(Stored records)
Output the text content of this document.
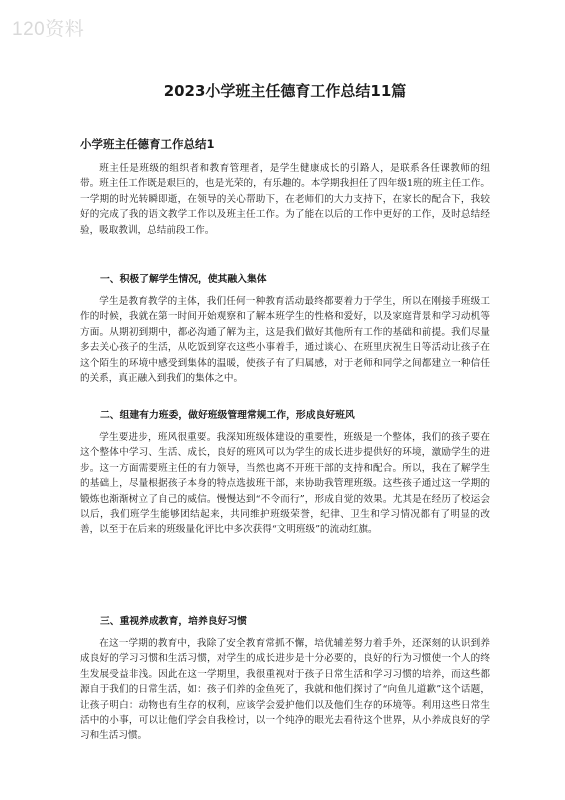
120资料
2023小学班主任德育工作总结11篇
小学班主任德育工作总结1

班主任是班级的组织者和教育管理者，是学生健康成长的引路人，是联系各任课教师的纽带。班主任工作既是艰巨的，也是光荣的，有乐趣的。本学期我担任了四年级1班的班主任工作。一学期的时光转瞬即逝，在领导的关心帮助下，在老师们的大力支持下，在家长的配合下，我较好的完成了我的语文教学工作以及班主任工作。为了能在以后的工作中更好的工作，及时总结经验，吸取教训，总结前段工作。

一、积极了解学生情况，使其融入集体

学生是教育教学的主体，我们任何一种教育活动最终都要着力于学生，所以在刚接手班级工作的时候，我就在第一时间开始观察和了解本班学生的性格和爱好，以及家庭背景和学习动机等方面。从期初到期中，都必沟通了解为主，这是我们做好其他所有工作的基础和前提。我们尽量多去关心孩子的生活，从吃饭到穿衣这些小事着手，通过谈心、在班里庆祝生日等活动让孩子在这个陌生的环境中感受到集体的温暖，使孩子有了归属感，对于老师和同学之间都建立一种信任的关系，真正融入到我们的集体之中。

二、组建有力班委，做好班级管理常规工作，形成良好班风

学生要进步，班风很重要。我深知班级体建设的重要性，班级是一个整体，我们的孩子要在这个整体中学习、生活、成长，良好的班风可以为学生的成长进步提供好的环境，激励学生的进步。这一方面需要班主任的有力领导，当然也离不开班干部的支持和配合。所以，我在了解学生的基础上，尽量根据孩子本身的特点选拔班干部，来协助我管理班级。这些孩子通过这一学期的锻炼也渐渐树立了自己的威信。慢慢达到“不令而行”，形成自觉的效果。尤其是在经历了校运会以后，我们班学生能够团结起来，共同维护班级荣誉，纪律、卫生和学习情况都有了明显的改善，以至于在后来的班级量化评比中多次获得“文明班级”的流动红旗。

三、重视养成教育，培养良好习惯

在这一学期的教育中，我除了安全教育常抓不懈，培优辅差努力着手外，还深刻的认识到养成良好的学习习惯和生活习惯，对学生的成长进步是十分必要的，良好的行为习惯使一个人的终生发展受益非浅。因此在这一学期里，我很重视对于孩子日常生活和学习习惯的培养，而这些都源自于我们的日常生活，如：孩子们养的金鱼死了，我就和他们探讨了“向鱼儿道歉”这个话题，让孩子明白：动物也有生存的权利，应该学会爱护他们以及他们生存的环境等。利用这些日常生活中的小事，可以让他们学会自我检讨，以一个纯净的眼光去看待这个世界，从小养成良好的学习和生活习惯。
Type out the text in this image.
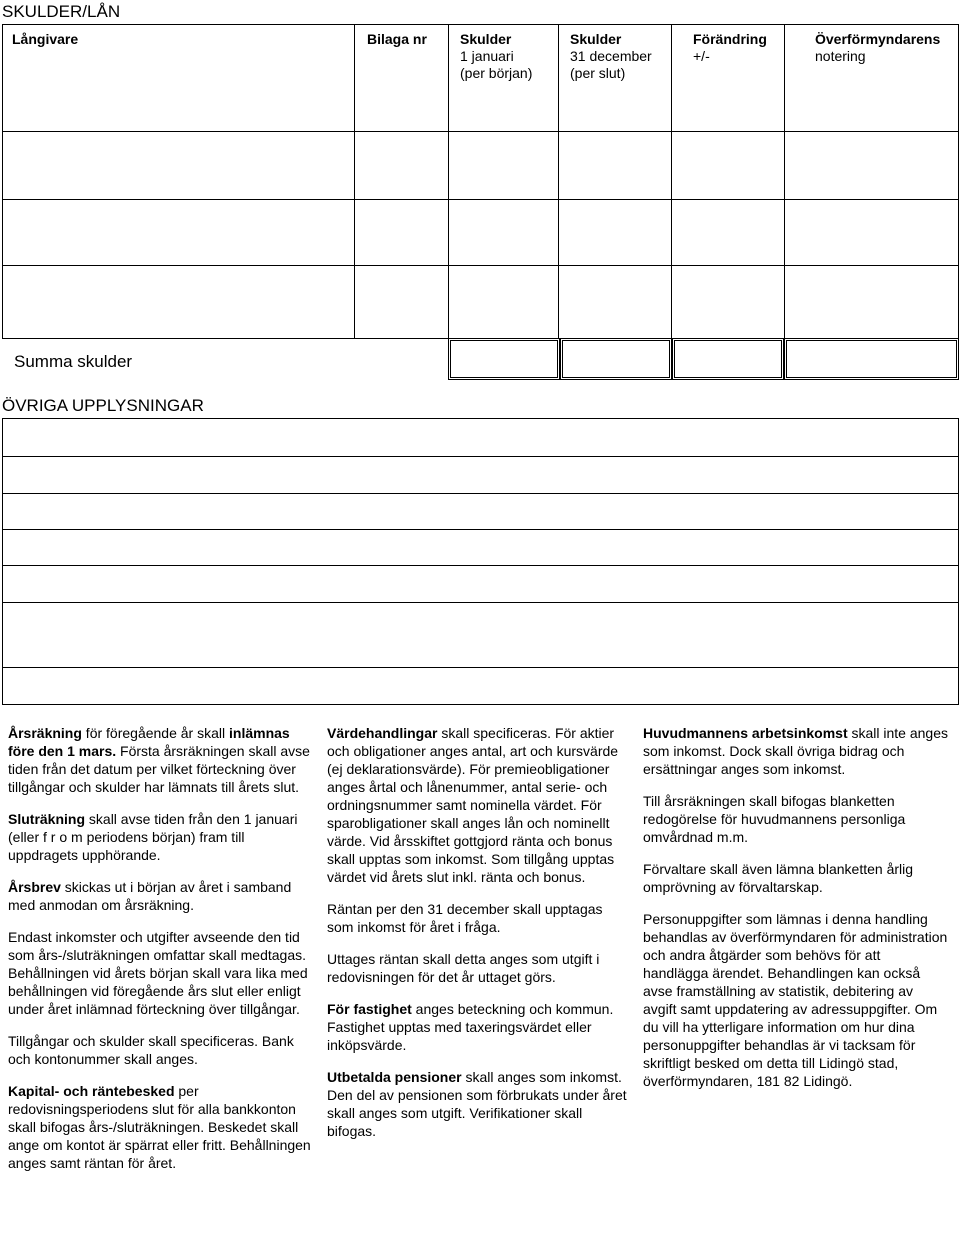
SKULDER/LÅN
Långivare	Bilaga nr Skulder
1 januari
(per början)
Skulder
31 december
(per slut)
Förändring
+/-
Överförmyndarens
notering
Summa skulder
ÖVRIGA UPPLYSNINGAR

Årsräkning för föregående år skall inlämnas före den 1 mars. Första årsräkningen skall avse tiden från det datum per vilket förteckning över tillgångar och skulder har lämnats till årets slut.

Sluträkning skall avse tiden från den 1 januari (eller f r o m periodens början) fram till uppdragets upphörande.

Årsbrev skickas ut i början av året i samband med anmodan om årsräkning.

Endast inkomster och utgifter avseende den tid som års-/sluträkningen omfattar skall medtagas. Behållningen vid årets början skall vara lika med behållningen vid föregående års slut eller enligt under året inlämnad förteckning över tillgångar.

Tillgångar och skulder skall specificeras. Bank och kontonummer skall anges.

Kapital- och räntebesked per redovisningsperiodens slut för alla bankkonton skall bifogas års-/sluträkningen. Beskedet skall ange om kontot är spärrat eller fritt. Behållningen anges samt räntan för året.

Värdehandlingar skall specificeras. För aktier och obligationer anges antal, art och kursvärde (ej deklarationsvärde). För premieobligationer anges årtal och lånenummer, antal serie- och ordningsnummer samt nominella värdet. För sparobligationer skall anges lån och nominellt värde. Vid årsskiftet gottgjord ränta och bonus skall upptas som inkomst. Som tillgång upptas värdet vid årets slut inkl. ränta och bonus.

Räntan per den 31 december skall upptagas som inkomst för året i fråga.

Uttages räntan skall detta anges som utgift i redovisningen för det år uttaget görs.

För fastighet anges beteckning och kommun. Fastighet upptas med taxeringsvärdet eller inköpsvärde.

Utbetalda pensioner skall anges som inkomst. Den del av pensionen som förbrukats under året skall anges som utgift. Verifikationer skall bifogas.

Huvudmannens arbetsinkomst skall inte anges som inkomst. Dock skall övriga bidrag och ersättningar anges som inkomst.

Till årsräkningen skall bifogas blanketten redogörelse för huvudmannens personliga omvårdnad m.m.

Förvaltare skall även lämna blanketten årlig omprövning av förvaltarskap.

Personuppgifter som lämnas i denna handling behandlas av överförmyndaren för administration och andra åtgärder som behövs för att handlägga ärendet. Behandlingen kan också avse framställning av statistik, debitering av avgift samt uppdatering av adressuppgifter. Om du vill ha ytterligare information om hur dina personuppgifter behandlas är vi tacksam för skriftligt besked om detta till Lidingö stad, överförmyndaren, 181 82 Lidingö.
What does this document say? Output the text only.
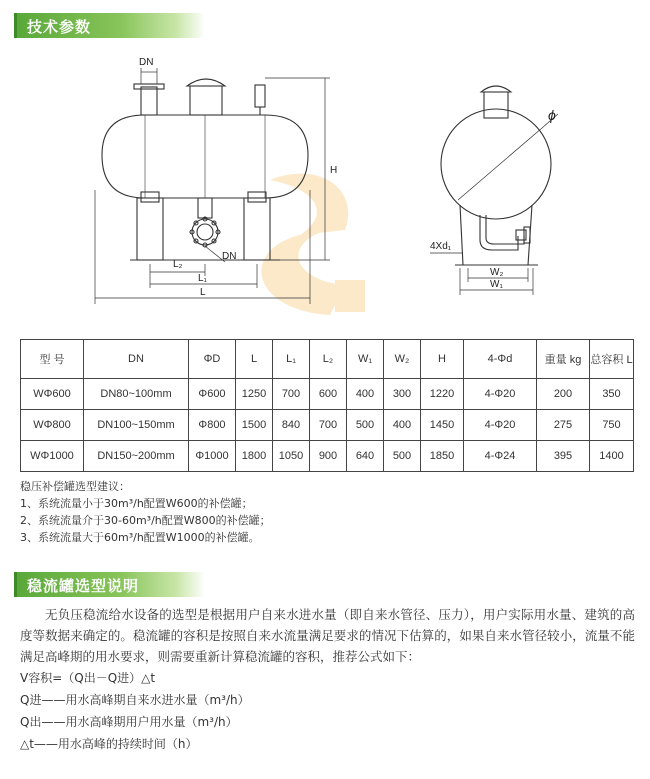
技术参数
DN
DN
H
L₂
L₁
L
ϕ
4Xd₁
W₂
W₁
型 号	DN	ΦD	L	L₁	L₂	W₁	W₂	H	4-Φd	重量 kg	总容积 L
WΦ600	DN80~100mm	Φ600	1250	700	600	400	300	1220	4-Φ20	200	350
WΦ800	DN100~150mm	Φ800	1500	840	700	500	400	1450	4-Φ20	275	750
WΦ1000	DN150~200mm	Φ1000	1800	1050	900	640	500	1850	4-Φ24	395	1400
稳压补偿罐选型建议：
1、系统流量小于30m³/h配置W600的补偿罐；
2、系统流量介于30-60m³/h配置W800的补偿罐；
3、系统流量大于60m³/h配置W1000的补偿罐。
稳流罐选型说明

无负压稳流给水设备的选型是根据用户自来水进水量（即自来水管径、压力），用户实际用水量、建筑的高度等数据来确定的。稳流罐的容积是按照自来水流量满足要求的情况下估算的，如果自来水管径较小，流量不能满足高峰期的用水要求，则需要重新计算稳流罐的容积，推荐公式如下：

V容积=（Q出－Q进）△t
Q进——用水高峰期自来水进水量（m³/h）
Q出——用水高峰期用户用水量（m³/h）
△t——用水高峰的持续时间（h）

• **SET EXERCISE**: Reproduce every line of the material precisely, omitting its pictures.

• **THE OUTPUT**:
Output the text content of this document.
120资料
2023小学班主任德育工作总结11篇
小学班主任德育工作总结1

班主任是班级的组织者和教育管理者，是学生健康成长的引路人，是联系各任课教师的纽带。班主任工作既是艰巨的，也是光荣的，有乐趣的。本学期我担任了四年级1班的班主任工作。一学期的时光转瞬即逝，在领导的关心帮助下，在老师们的大力支持下，在家长的配合下，我较好的完成了我的语文教学工作以及班主任工作。为了能在以后的工作中更好的工作，及时总结经验，吸取教训，总结前段工作。

一、积极了解学生情况，使其融入集体

学生是教育教学的主体，我们任何一种教育活动最终都要着力于学生，所以在刚接手班级工作的时候，我就在第一时间开始观察和了解本班学生的性格和爱好，以及家庭背景和学习动机等方面。从期初到期中，都必沟通了解为主，这是我们做好其他所有工作的基础和前提。我们尽量多去关心孩子的生活，从吃饭到穿衣这些小事着手，通过谈心、在班里庆祝生日等活动让孩子在这个陌生的环境中感受到集体的温暖，使孩子有了归属感，对于老师和同学之间都建立一种信任的关系，真正融入到我们的集体之中。

二、组建有力班委，做好班级管理常规工作，形成良好班风

学生要进步，班风很重要。我深知班级体建设的重要性，班级是一个整体，我们的孩子要在这个整体中学习、生活、成长，良好的班风可以为学生的成长进步提供好的环境，激励学生的进步。这一方面需要班主任的有力领导，当然也离不开班干部的支持和配合。所以，我在了解学生的基础上，尽量根据孩子本身的特点选拔班干部，来协助我管理班级。这些孩子通过这一学期的锻炼也渐渐树立了自己的威信。慢慢达到“不令而行”，形成自觉的效果。尤其是在经历了校运会以后，我们班学生能够团结起来，共同维护班级荣誉，纪律、卫生和学习情况都有了明显的改善，以至于在后来的班级量化评比中多次获得“文明班级”的流动红旗。

三、重视养成教育，培养良好习惯

在这一学期的教育中，我除了安全教育常抓不懈，培优辅差努力着手外，还深刻的认识到养成良好的学习习惯和生活习惯，对学生的成长进步是十分必要的，良好的行为习惯使一个人的终生发展受益非浅。因此在这一学期里，我很重视对于孩子日常生活和学习习惯的培养，而这些都源自于我们的日常生活，如：孩子们养的金鱼死了，我就和他们探讨了“向鱼儿道歉”这个话题，让孩子明白：动物也有生存的权利，应该学会爱护他们以及他们生存的环境等。利用这些日常生活中的小事，可以让他们学会自我检讨，以一个纯净的眼光去看待这个世界，从小养成良好的学习和生活习惯。
Type out the text in this image.
SKULDER/LÅN
Långivare	Bilaga nr Skulder
1 januari
(per början)
Skulder
31 december
(per slut)
Förändring
+/-
Överförmyndarens
notering
Summa skulder
ÖVRIGA UPPLYSNINGAR

Årsräkning för föregående år skall inlämnas före den 1 mars. Första årsräkningen skall avse tiden från det datum per vilket förteckning över tillgångar och skulder har lämnats till årets slut.

Sluträkning skall avse tiden från den 1 januari (eller f r o m periodens början) fram till uppdragets upphörande.

Årsbrev skickas ut i början av året i samband med anmodan om årsräkning.

Endast inkomster och utgifter avseende den tid som års-/sluträkningen omfattar skall medtagas. Behållningen vid årets början skall vara lika med behållningen vid föregående års slut eller enligt under året inlämnad förteckning över tillgångar.

Tillgångar och skulder skall specificeras. Bank och kontonummer skall anges.

Kapital- och räntebesked per redovisningsperiodens slut för alla bankkonton skall bifogas års-/sluträkningen. Beskedet skall ange om kontot är spärrat eller fritt. Behållningen anges samt räntan för året.

Värdehandlingar skall specificeras. För aktier och obligationer anges antal, art och kursvärde (ej deklarationsvärde). För premieobligationer anges årtal och lånenummer, antal serie- och ordningsnummer samt nominella värdet. För sparobligationer skall anges lån och nominellt värde. Vid årsskiftet gottgjord ränta och bonus skall upptas som inkomst. Som tillgång upptas värdet vid årets slut inkl. ränta och bonus.

Räntan per den 31 december skall upptagas som inkomst för året i fråga.

Uttages räntan skall detta anges som utgift i redovisningen för det år uttaget görs.

För fastighet anges beteckning och kommun. Fastighet upptas med taxeringsvärdet eller inköpsvärde.

Utbetalda pensioner skall anges som inkomst. Den del av pensionen som förbrukats under året skall anges som utgift. Verifikationer skall bifogas.

Huvudmannens arbetsinkomst skall inte anges som inkomst. Dock skall övriga bidrag och ersättningar anges som inkomst.

Till årsräkningen skall bifogas blanketten redogörelse för huvudmannens personliga omvårdnad m.m.

Förvaltare skall även lämna blanketten årlig omprövning av förvaltarskap.

Personuppgifter som lämnas i denna handling behandlas av överförmyndaren för administration och andra åtgärder som behövs för att handlägga ärendet. Behandlingen kan också avse framställning av statistik, debitering av avgift samt uppdatering av adressuppgifter. Om du vill ha ytterligare information om hur dina personuppgifter behandlas är vi tacksam för skriftligt besked om detta till Lidingö stad, överförmyndaren, 181 82 Lidingö.
What does this document say? Output the text only.
技术参数
DN
DN
H
L₂
L₁
L
ϕ
4Xd₁
W₂
W₁
型 号	DN	ΦD	L	L₁	L₂	W₁	W₂	H	4-Φd	重量 kg	总容积 L
WΦ600	DN80~100mm	Φ600	1250	700	600	400	300	1220	4-Φ20	200	350
WΦ800	DN100~150mm	Φ800	1500	840	700	500	400	1450	4-Φ20	275	750
WΦ1000	DN150~200mm	Φ1000	1800	1050	900	640	500	1850	4-Φ24	395	1400
稳压补偿罐选型建议：
1、系统流量小于30m³/h配置W600的补偿罐；
2、系统流量介于30-60m³/h配置W800的补偿罐；
3、系统流量大于60m³/h配置W1000的补偿罐。
稳流罐选型说明

无负压稳流给水设备的选型是根据用户自来水进水量（即自来水管径、压力），用户实际用水量、建筑的高度等数据来确定的。稳流罐的容积是按照自来水流量满足要求的情况下估算的，如果自来水管径较小，流量不能满足高峰期的用水要求，则需要重新计算稳流罐的容积，推荐公式如下：

V容积=（Q出－Q进）△t
Q进——用水高峰期自来水进水量（m³/h）
Q出——用水高峰期用户用水量（m³/h）
△t——用水高峰的持续时间（h）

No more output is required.